-- BEGIN ENTRIES PROVIDED --

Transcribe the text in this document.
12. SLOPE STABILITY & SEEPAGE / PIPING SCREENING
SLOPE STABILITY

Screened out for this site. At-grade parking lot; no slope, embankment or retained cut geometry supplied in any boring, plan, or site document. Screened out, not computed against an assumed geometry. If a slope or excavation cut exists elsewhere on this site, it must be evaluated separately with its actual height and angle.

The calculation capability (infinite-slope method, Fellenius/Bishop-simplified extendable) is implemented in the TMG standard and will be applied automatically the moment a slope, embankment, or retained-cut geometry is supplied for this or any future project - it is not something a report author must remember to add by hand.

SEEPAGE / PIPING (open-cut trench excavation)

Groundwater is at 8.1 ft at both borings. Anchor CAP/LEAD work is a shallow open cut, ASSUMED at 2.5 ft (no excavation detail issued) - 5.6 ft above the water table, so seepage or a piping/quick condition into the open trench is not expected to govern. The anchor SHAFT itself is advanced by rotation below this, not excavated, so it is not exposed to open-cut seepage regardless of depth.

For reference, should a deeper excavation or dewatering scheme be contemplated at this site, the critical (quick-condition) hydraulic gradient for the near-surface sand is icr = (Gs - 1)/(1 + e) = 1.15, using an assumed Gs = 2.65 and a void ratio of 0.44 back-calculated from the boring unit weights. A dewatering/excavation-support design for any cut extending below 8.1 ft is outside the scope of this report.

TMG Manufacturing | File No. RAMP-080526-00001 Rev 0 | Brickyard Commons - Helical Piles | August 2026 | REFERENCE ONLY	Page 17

-- END ENTRIES PROVIDED --

▸ **OBJECTIVE**: Return all the data above once more, precisely as given.

▸ **SOLVED EXERCISE**:
Transcribe the text in this document.
12. SLOPE STABILITY & SEEPAGE / PIPING SCREENING
SLOPE STABILITY

Screened out for this site. At-grade parking lot; no slope, embankment or retained cut geometry supplied in any boring, plan, or site document. Screened out, not computed against an assumed geometry. If a slope or excavation cut exists elsewhere on this site, it must be evaluated separately with its actual height and angle.

The calculation capability (infinite-slope method, Fellenius/Bishop-simplified extendable) is implemented in the TMG standard and will be applied automatically the moment a slope, embankment, or retained-cut geometry is supplied for this or any future project - it is not something a report author must remember to add by hand.

SEEPAGE / PIPING (open-cut trench excavation)

Groundwater is at 8.1 ft at both borings. Anchor CAP/LEAD work is a shallow open cut, ASSUMED at 2.5 ft (no excavation detail issued) - 5.6 ft above the water table, so seepage or a piping/quick condition into the open trench is not expected to govern. The anchor SHAFT itself is advanced by rotation below this, not excavated, so it is not exposed to open-cut seepage regardless of depth.

For reference, should a deeper excavation or dewatering scheme be contemplated at this site, the critical (quick-condition) hydraulic gradient for the near-surface sand is icr = (Gs - 1)/(1 + e) = 1.15, using an assumed Gs = 2.65 and a void ratio of 0.44 back-calculated from the boring unit weights. A dewatering/excavation-support design for any cut extending below 8.1 ft is outside the scope of this report.

TMG Manufacturing | File No. RAMP-080526-00001 Rev 0 | Brickyard Commons - Helical Piles | August 2026 | REFERENCE ONLY	Page 17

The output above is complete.